* **MATERIAL**
==========

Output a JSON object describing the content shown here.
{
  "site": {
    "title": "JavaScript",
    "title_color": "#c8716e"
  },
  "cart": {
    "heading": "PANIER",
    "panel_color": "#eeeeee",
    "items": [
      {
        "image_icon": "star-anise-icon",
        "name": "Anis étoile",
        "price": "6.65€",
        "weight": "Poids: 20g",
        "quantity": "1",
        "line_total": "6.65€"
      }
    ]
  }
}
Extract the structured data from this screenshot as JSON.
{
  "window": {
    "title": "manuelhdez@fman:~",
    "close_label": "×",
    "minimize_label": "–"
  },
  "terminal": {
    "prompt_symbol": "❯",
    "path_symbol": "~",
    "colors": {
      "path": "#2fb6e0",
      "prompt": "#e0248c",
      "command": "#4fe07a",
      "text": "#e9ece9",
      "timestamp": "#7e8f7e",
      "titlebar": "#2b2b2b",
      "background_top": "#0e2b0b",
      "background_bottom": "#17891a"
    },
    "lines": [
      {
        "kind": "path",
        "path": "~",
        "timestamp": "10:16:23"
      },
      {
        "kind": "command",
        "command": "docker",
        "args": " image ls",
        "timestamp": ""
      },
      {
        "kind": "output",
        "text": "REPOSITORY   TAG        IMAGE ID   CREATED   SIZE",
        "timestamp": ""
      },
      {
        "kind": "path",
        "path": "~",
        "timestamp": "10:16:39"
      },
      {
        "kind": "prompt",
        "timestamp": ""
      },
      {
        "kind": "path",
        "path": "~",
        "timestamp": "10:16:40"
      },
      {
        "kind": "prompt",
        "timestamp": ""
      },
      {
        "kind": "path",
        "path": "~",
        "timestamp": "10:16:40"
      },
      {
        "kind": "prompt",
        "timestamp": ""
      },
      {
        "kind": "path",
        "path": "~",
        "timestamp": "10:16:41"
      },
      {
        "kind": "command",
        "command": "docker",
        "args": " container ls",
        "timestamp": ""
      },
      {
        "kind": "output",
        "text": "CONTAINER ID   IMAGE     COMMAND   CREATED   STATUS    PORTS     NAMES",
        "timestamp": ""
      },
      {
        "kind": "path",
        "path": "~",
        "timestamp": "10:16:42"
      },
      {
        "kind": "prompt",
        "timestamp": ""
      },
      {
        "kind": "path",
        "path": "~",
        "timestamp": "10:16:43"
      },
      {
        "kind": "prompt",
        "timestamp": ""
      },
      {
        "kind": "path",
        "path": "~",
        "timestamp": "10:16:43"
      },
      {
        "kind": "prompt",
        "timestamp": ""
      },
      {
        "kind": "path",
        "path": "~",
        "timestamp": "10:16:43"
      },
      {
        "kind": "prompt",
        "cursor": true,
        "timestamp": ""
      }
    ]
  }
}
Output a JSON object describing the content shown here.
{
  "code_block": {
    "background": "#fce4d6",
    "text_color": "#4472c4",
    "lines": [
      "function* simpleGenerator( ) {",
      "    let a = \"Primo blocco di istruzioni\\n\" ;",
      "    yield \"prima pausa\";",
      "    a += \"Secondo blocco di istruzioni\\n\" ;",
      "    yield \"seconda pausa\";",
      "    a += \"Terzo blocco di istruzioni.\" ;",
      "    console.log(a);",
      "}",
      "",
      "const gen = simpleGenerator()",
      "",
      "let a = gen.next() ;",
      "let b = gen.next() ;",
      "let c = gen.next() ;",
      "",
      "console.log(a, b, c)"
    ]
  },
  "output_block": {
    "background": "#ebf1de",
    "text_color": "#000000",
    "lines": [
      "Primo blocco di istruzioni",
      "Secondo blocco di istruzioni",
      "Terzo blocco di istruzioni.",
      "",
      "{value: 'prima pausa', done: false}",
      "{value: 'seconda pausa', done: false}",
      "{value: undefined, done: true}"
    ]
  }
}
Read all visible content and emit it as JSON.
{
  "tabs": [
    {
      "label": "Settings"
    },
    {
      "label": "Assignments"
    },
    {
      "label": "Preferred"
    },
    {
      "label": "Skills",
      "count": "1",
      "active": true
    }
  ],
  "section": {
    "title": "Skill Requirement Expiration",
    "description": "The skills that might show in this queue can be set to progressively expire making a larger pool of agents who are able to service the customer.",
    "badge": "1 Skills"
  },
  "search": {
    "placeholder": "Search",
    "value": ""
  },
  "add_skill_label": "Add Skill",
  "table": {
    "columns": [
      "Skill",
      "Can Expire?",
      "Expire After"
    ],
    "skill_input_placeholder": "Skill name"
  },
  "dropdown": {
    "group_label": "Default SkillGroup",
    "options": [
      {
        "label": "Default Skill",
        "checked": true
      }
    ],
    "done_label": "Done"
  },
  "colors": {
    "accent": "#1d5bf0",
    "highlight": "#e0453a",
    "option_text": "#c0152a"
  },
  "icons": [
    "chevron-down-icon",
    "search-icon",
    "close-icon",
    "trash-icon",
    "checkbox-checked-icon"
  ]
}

==========

* **OBJECTIVE**
Filter the data, keeping only the lines that contain "Primo".

* **WORKED ANSWER**
      "    let a = \"Primo blocco di istruzioni\\n\" ;",
      "Primo blocco di istruzioni",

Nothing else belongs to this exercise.